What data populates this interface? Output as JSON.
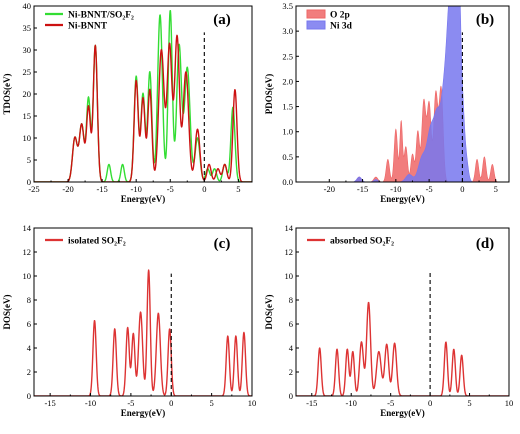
{
  "chart_data": [
    {
      "type": "line",
      "panel_label": "(a)",
      "xlabel": "Energy(eV)",
      "ylabel": "TDOS(eV)",
      "xlim": [
        -25,
        7
      ],
      "ylim": [
        0,
        40
      ],
      "xticks": [
        -25,
        -20,
        -15,
        -10,
        -5,
        0,
        5
      ],
      "yticks": [
        0,
        5,
        10,
        15,
        20,
        25,
        30,
        35,
        40
      ],
      "fermi_x": 0,
      "legend": [
        "Ni-BNNT/SO₂F₂",
        "Ni-BNNT"
      ],
      "legend_position": "top-left",
      "series": [
        {
          "name": "Ni-BNNT/SO₂F₂",
          "color": "#33dd33",
          "baseline": 0,
          "peaks": [
            [
              -19.0,
              10,
              0.35
            ],
            [
              -18.0,
              13,
              0.35
            ],
            [
              -17.0,
              19,
              0.3
            ],
            [
              -16.0,
              31,
              0.3
            ],
            [
              -14.0,
              4,
              0.25
            ],
            [
              -12.0,
              4,
              0.25
            ],
            [
              -10.0,
              24,
              0.3
            ],
            [
              -9.0,
              20,
              0.3
            ],
            [
              -8.0,
              25,
              0.3
            ],
            [
              -6.5,
              38,
              0.35
            ],
            [
              -5.0,
              39,
              0.3
            ],
            [
              -3.7,
              31,
              0.35
            ],
            [
              -2.5,
              26,
              0.4
            ],
            [
              -1.0,
              10,
              0.35
            ],
            [
              0.5,
              3,
              0.3
            ],
            [
              1.5,
              3,
              0.3
            ],
            [
              3.0,
              4,
              0.3
            ],
            [
              4.2,
              17,
              0.3
            ]
          ]
        },
        {
          "name": "Ni-BNNT",
          "color": "#cc1111",
          "baseline": 0,
          "peaks": [
            [
              -19.0,
              10,
              0.35
            ],
            [
              -18.0,
              13,
              0.35
            ],
            [
              -17.0,
              17,
              0.3
            ],
            [
              -16.0,
              31,
              0.3
            ],
            [
              -10.0,
              23,
              0.3
            ],
            [
              -9.0,
              19,
              0.3
            ],
            [
              -8.0,
              21,
              0.3
            ],
            [
              -6.3,
              30,
              0.4
            ],
            [
              -5.1,
              31,
              0.35
            ],
            [
              -4.0,
              33,
              0.35
            ],
            [
              -2.7,
              25,
              0.4
            ],
            [
              -1.0,
              12,
              0.35
            ],
            [
              0.7,
              4,
              0.3
            ],
            [
              2.0,
              3,
              0.3
            ],
            [
              3.0,
              4,
              0.3
            ],
            [
              4.5,
              21,
              0.3
            ]
          ]
        }
      ]
    },
    {
      "type": "area",
      "panel_label": "(b)",
      "xlabel": "Energy(eV)",
      "ylabel": "PDOS(eV)",
      "xlim": [
        -25,
        7
      ],
      "ylim": [
        0,
        3.5
      ],
      "xticks": [
        -20,
        -15,
        -10,
        -5,
        0,
        5
      ],
      "yticks": [
        0.0,
        0.5,
        1.0,
        1.5,
        2.0,
        2.5,
        3.0,
        3.5
      ],
      "fermi_x": 0,
      "legend": [
        "O 2p",
        "Ni 3d"
      ],
      "legend_position": "top-left",
      "series": [
        {
          "name": "O 2p",
          "color": "#ee6666",
          "baseline": 0,
          "peaks": [
            [
              -15.5,
              0.1,
              0.3
            ],
            [
              -13.0,
              0.1,
              0.3
            ],
            [
              -11.2,
              0.45,
              0.25
            ],
            [
              -10.0,
              1.05,
              0.25
            ],
            [
              -9.2,
              1.2,
              0.2
            ],
            [
              -8.5,
              0.7,
              0.25
            ],
            [
              -7.5,
              0.55,
              0.25
            ],
            [
              -6.7,
              1.0,
              0.25
            ],
            [
              -5.8,
              1.6,
              0.3
            ],
            [
              -5.0,
              1.55,
              0.3
            ],
            [
              -4.0,
              1.75,
              0.3
            ],
            [
              -3.2,
              1.85,
              0.3
            ],
            [
              2.2,
              0.45,
              0.25
            ],
            [
              3.3,
              0.5,
              0.25
            ],
            [
              4.5,
              0.35,
              0.25
            ]
          ]
        },
        {
          "name": "Ni 3d",
          "color": "#7777ee",
          "baseline": 0,
          "peaks": [
            [
              -15.5,
              0.1,
              0.35
            ],
            [
              -13.0,
              0.05,
              0.3
            ],
            [
              -8.0,
              0.15,
              0.5
            ],
            [
              -6.0,
              0.5,
              0.6
            ],
            [
              -4.8,
              0.9,
              0.5
            ],
            [
              -3.8,
              1.2,
              0.5
            ],
            [
              -2.7,
              1.7,
              0.5
            ],
            [
              -2.0,
              2.0,
              0.4
            ],
            [
              -1.5,
              2.3,
              0.4
            ],
            [
              -1.0,
              2.6,
              0.3
            ],
            [
              -0.5,
              3.2,
              0.25
            ],
            [
              0.0,
              1.5,
              0.3
            ],
            [
              0.6,
              0.4,
              0.3
            ]
          ]
        }
      ]
    },
    {
      "type": "line",
      "panel_label": "(c)",
      "xlabel": "Energy(eV)",
      "ylabel": "DOS(eV)",
      "xlim": [
        -17,
        10
      ],
      "ylim": [
        0,
        14
      ],
      "xticks": [
        -15,
        -10,
        -5,
        0,
        5,
        10
      ],
      "yticks": [
        0,
        2,
        4,
        6,
        8,
        10,
        12,
        14
      ],
      "fermi_x": 0,
      "fermi_top": 10.2,
      "legend": [
        "isolated SO₂F₂"
      ],
      "legend_position": "top-left",
      "series": [
        {
          "name": "isolated SO₂F₂",
          "color": "#dd3333",
          "baseline": 0,
          "peaks": [
            [
              -9.5,
              6.3,
              0.2
            ],
            [
              -7.0,
              5.6,
              0.2
            ],
            [
              -5.4,
              5.7,
              0.2
            ],
            [
              -4.7,
              5.2,
              0.2
            ],
            [
              -3.8,
              7.0,
              0.25
            ],
            [
              -2.8,
              10.5,
              0.2
            ],
            [
              -1.6,
              6.9,
              0.25
            ],
            [
              -0.2,
              5.6,
              0.2
            ],
            [
              7.0,
              5.0,
              0.2
            ],
            [
              8.0,
              5.0,
              0.2
            ],
            [
              9.0,
              5.3,
              0.2
            ]
          ]
        }
      ]
    },
    {
      "type": "line",
      "panel_label": "(d)",
      "xlabel": "Energy(eV)",
      "ylabel": "DOS(eV)",
      "xlim": [
        -17,
        10
      ],
      "ylim": [
        0,
        14
      ],
      "xticks": [
        -15,
        -10,
        -5,
        0,
        5,
        10
      ],
      "yticks": [
        0,
        2,
        4,
        6,
        8,
        10,
        12,
        14
      ],
      "fermi_x": 0,
      "fermi_top": 10.4,
      "legend": [
        "absorbed SO₂F₂"
      ],
      "legend_position": "top-left",
      "series": [
        {
          "name": "absorbed SO₂F₂",
          "color": "#dd3333",
          "baseline": 0,
          "peaks": [
            [
              -14.0,
              4.0,
              0.2
            ],
            [
              -11.8,
              3.9,
              0.2
            ],
            [
              -10.5,
              3.9,
              0.2
            ],
            [
              -9.8,
              3.7,
              0.2
            ],
            [
              -8.7,
              4.5,
              0.25
            ],
            [
              -7.8,
              7.8,
              0.25
            ],
            [
              -6.5,
              3.7,
              0.3
            ],
            [
              -5.5,
              4.3,
              0.25
            ],
            [
              -4.5,
              4.4,
              0.25
            ],
            [
              2.0,
              4.5,
              0.2
            ],
            [
              3.0,
              3.9,
              0.2
            ],
            [
              4.0,
              3.4,
              0.2
            ]
          ]
        }
      ]
    }
  ]
}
-*-*-
## PROBLEM TO SOLVE
Quote each record exactly as it stands, minus the pictures.

## SOLUTION TO THIS PROBLEM
What data populates this interface? Output as JSON.
{
  "chart_data": [
    {
      "type": "line",
      "panel_label": "(a)",
      "xlabel": "Energy(eV)",
      "ylabel": "TDOS(eV)",
      "xlim": [
        -25,
        7
      ],
      "ylim": [
        0,
        40
      ],
      "xticks": [
        -25,
        -20,
        -15,
        -10,
        -5,
        0,
        5
      ],
      "yticks": [
        0,
        5,
        10,
        15,
        20,
        25,
        30,
        35,
        40
      ],
      "fermi_x": 0,
      "legend": [
        "Ni-BNNT/SO₂F₂",
        "Ni-BNNT"
      ],
      "legend_position": "top-left",
      "series": [
        {
          "name": "Ni-BNNT/SO₂F₂",
          "color": "#33dd33",
          "baseline": 0,
          "peaks": [
            [
              -19.0,
              10,
              0.35
            ],
            [
              -18.0,
              13,
              0.35
            ],
            [
              -17.0,
              19,
              0.3
            ],
            [
              -16.0,
              31,
              0.3
            ],
            [
              -14.0,
              4,
              0.25
            ],
            [
              -12.0,
              4,
              0.25
            ],
            [
              -10.0,
              24,
              0.3
            ],
            [
              -9.0,
              20,
              0.3
            ],
            [
              -8.0,
              25,
              0.3
            ],
            [
              -6.5,
              38,
              0.35
            ],
            [
              -5.0,
              39,
              0.3
            ],
            [
              -3.7,
              31,
              0.35
            ],
            [
              -2.5,
              26,
              0.4
            ],
            [
              -1.0,
              10,
              0.35
            ],
            [
              0.5,
              3,
              0.3
            ],
            [
              1.5,
              3,
              0.3
            ],
            [
              3.0,
              4,
              0.3
            ],
            [
              4.2,
              17,
              0.3
            ]
          ]
        },
        {
          "name": "Ni-BNNT",
          "color": "#cc1111",
          "baseline": 0,
          "peaks": [
            [
              -19.0,
              10,
              0.35
            ],
            [
              -18.0,
              13,
              0.35
            ],
            [
              -17.0,
              17,
              0.3
            ],
            [
              -16.0,
              31,
              0.3
            ],
            [
              -10.0,
              23,
              0.3
            ],
            [
              -9.0,
              19,
              0.3
            ],
            [
              -8.0,
              21,
              0.3
            ],
            [
              -6.3,
              30,
              0.4
            ],
            [
              -5.1,
              31,
              0.35
            ],
            [
              -4.0,
              33,
              0.35
            ],
            [
              -2.7,
              25,
              0.4
            ],
            [
              -1.0,
              12,
              0.35
            ],
            [
              0.7,
              4,
              0.3
            ],
            [
              2.0,
              3,
              0.3
            ],
            [
              3.0,
              4,
              0.3
            ],
            [
              4.5,
              21,
              0.3
            ]
          ]
        }
      ]
    },
    {
      "type": "area",
      "panel_label": "(b)",
      "xlabel": "Energy(eV)",
      "ylabel": "PDOS(eV)",
      "xlim": [
        -25,
        7
      ],
      "ylim": [
        0,
        3.5
      ],
      "xticks": [
        -20,
        -15,
        -10,
        -5,
        0,
        5
      ],
      "yticks": [
        0.0,
        0.5,
        1.0,
        1.5,
        2.0,
        2.5,
        3.0,
        3.5
      ],
      "fermi_x": 0,
      "legend": [
        "O 2p",
        "Ni 3d"
      ],
      "legend_position": "top-left",
      "series": [
        {
          "name": "O 2p",
          "color": "#ee6666",
          "baseline": 0,
          "peaks": [
            [
              -15.5,
              0.1,
              0.3
            ],
            [
              -13.0,
              0.1,
              0.3
            ],
            [
              -11.2,
              0.45,
              0.25
            ],
            [
              -10.0,
              1.05,
              0.25
            ],
            [
              -9.2,
              1.2,
              0.2
            ],
            [
              -8.5,
              0.7,
              0.25
            ],
            [
              -7.5,
              0.55,
              0.25
            ],
            [
              -6.7,
              1.0,
              0.25
            ],
            [
              -5.8,
              1.6,
              0.3
            ],
            [
              -5.0,
              1.55,
              0.3
            ],
            [
              -4.0,
              1.75,
              0.3
            ],
            [
              -3.2,
              1.85,
              0.3
            ],
            [
              2.2,
              0.45,
              0.25
            ],
            [
              3.3,
              0.5,
              0.25
            ],
            [
              4.5,
              0.35,
              0.25
            ]
          ]
        },
        {
          "name": "Ni 3d",
          "color": "#7777ee",
          "baseline": 0,
          "peaks": [
            [
              -15.5,
              0.1,
              0.35
            ],
            [
              -13.0,
              0.05,
              0.3
            ],
            [
              -8.0,
              0.15,
              0.5
            ],
            [
              -6.0,
              0.5,
              0.6
            ],
            [
              -4.8,
              0.9,
              0.5
            ],
            [
              -3.8,
              1.2,
              0.5
            ],
            [
              -2.7,
              1.7,
              0.5
            ],
            [
              -2.0,
              2.0,
              0.4
            ],
            [
              -1.5,
              2.3,
              0.4
            ],
            [
              -1.0,
              2.6,
              0.3
            ],
            [
              -0.5,
              3.2,
              0.25
            ],
            [
              0.0,
              1.5,
              0.3
            ],
            [
              0.6,
              0.4,
              0.3
            ]
          ]
        }
      ]
    },
    {
      "type": "line",
      "panel_label": "(c)",
      "xlabel": "Energy(eV)",
      "ylabel": "DOS(eV)",
      "xlim": [
        -17,
        10
      ],
      "ylim": [
        0,
        14
      ],
      "xticks": [
        -15,
        -10,
        -5,
        0,
        5,
        10
      ],
      "yticks": [
        0,
        2,
        4,
        6,
        8,
        10,
        12,
        14
      ],
      "fermi_x": 0,
      "fermi_top": 10.2,
      "legend": [
        "isolated SO₂F₂"
      ],
      "legend_position": "top-left",
      "series": [
        {
          "name": "isolated SO₂F₂",
          "color": "#dd3333",
          "baseline": 0,
          "peaks": [
            [
              -9.5,
              6.3,
              0.2
            ],
            [
              -7.0,
              5.6,
              0.2
            ],
            [
              -5.4,
              5.7,
              0.2
            ],
            [
              -4.7,
              5.2,
              0.2
            ],
            [
              -3.8,
              7.0,
              0.25
            ],
            [
              -2.8,
              10.5,
              0.2
            ],
            [
              -1.6,
              6.9,
              0.25
            ],
            [
              -0.2,
              5.6,
              0.2
            ],
            [
              7.0,
              5.0,
              0.2
            ],
            [
              8.0,
              5.0,
              0.2
            ],
            [
              9.0,
              5.3,
              0.2
            ]
          ]
        }
      ]
    },
    {
      "type": "line",
      "panel_label": "(d)",
      "xlabel": "Energy(eV)",
      "ylabel": "DOS(eV)",
      "xlim": [
        -17,
        10
      ],
      "ylim": [
        0,
        14
      ],
      "xticks": [
        -15,
        -10,
        -5,
        0,
        5,
        10
      ],
      "yticks": [
        0,
        2,
        4,
        6,
        8,
        10,
        12,
        14
      ],
      "fermi_x": 0,
      "fermi_top": 10.4,
      "legend": [
        "absorbed SO₂F₂"
      ],
      "legend_position": "top-left",
      "series": [
        {
          "name": "absorbed SO₂F₂",
          "color": "#dd3333",
          "baseline": 0,
          "peaks": [
            [
              -14.0,
              4.0,
              0.2
            ],
            [
              -11.8,
              3.9,
              0.2
            ],
            [
              -10.5,
              3.9,
              0.2
            ],
            [
              -9.8,
              3.7,
              0.2
            ],
            [
              -8.7,
              4.5,
              0.25
            ],
            [
              -7.8,
              7.8,
              0.25
            ],
            [
              -6.5,
              3.7,
              0.3
            ],
            [
              -5.5,
              4.3,
              0.25
            ],
            [
              -4.5,
              4.4,
              0.25
            ],
            [
              2.0,
              4.5,
              0.2
            ],
            [
              3.0,
              3.9,
              0.2
            ],
            [
              4.0,
              3.4,
              0.2
            ]
          ]
        }
      ]
    }
  ]
}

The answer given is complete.